• _Exercise objective_: Copy out every line of the records where the string "rodzicami" occurs.

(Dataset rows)
_ _ _ _ _ _ _

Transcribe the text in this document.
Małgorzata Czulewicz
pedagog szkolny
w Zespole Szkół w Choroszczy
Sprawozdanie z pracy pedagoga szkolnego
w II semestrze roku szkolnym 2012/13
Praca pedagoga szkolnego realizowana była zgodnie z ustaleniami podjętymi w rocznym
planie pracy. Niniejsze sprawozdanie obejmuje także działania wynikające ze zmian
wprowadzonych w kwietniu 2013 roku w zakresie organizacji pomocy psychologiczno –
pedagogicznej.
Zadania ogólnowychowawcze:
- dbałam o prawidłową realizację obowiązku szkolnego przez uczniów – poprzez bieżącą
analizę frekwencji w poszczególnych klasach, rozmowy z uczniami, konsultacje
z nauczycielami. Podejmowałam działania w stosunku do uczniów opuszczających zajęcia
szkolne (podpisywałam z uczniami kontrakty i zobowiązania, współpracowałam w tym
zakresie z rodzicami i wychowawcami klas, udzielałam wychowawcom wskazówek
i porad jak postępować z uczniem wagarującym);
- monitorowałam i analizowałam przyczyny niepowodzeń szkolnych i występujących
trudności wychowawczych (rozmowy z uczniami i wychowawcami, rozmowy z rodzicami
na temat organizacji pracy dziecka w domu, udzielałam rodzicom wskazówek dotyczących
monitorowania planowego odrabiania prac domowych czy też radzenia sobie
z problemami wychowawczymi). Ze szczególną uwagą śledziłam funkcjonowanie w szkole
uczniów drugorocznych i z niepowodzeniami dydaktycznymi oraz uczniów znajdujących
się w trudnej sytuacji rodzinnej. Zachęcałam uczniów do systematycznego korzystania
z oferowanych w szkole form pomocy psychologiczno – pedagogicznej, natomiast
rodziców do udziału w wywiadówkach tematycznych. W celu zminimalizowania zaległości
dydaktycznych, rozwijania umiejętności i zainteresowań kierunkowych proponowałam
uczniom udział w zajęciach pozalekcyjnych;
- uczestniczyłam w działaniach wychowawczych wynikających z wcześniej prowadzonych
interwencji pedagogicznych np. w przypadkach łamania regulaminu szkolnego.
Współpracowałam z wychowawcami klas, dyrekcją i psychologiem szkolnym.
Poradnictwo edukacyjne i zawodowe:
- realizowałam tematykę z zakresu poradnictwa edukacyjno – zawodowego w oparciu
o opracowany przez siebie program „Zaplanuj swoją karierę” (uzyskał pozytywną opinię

_ _ _ _ _ _ _

• _Expected output_:
zakresie z rodzicami i wychowawcami klas, udzielałam wychowawcom wskazówek
trudności wychowawczych (rozmowy z uczniami i wychowawcami, rozmowy z rodzicami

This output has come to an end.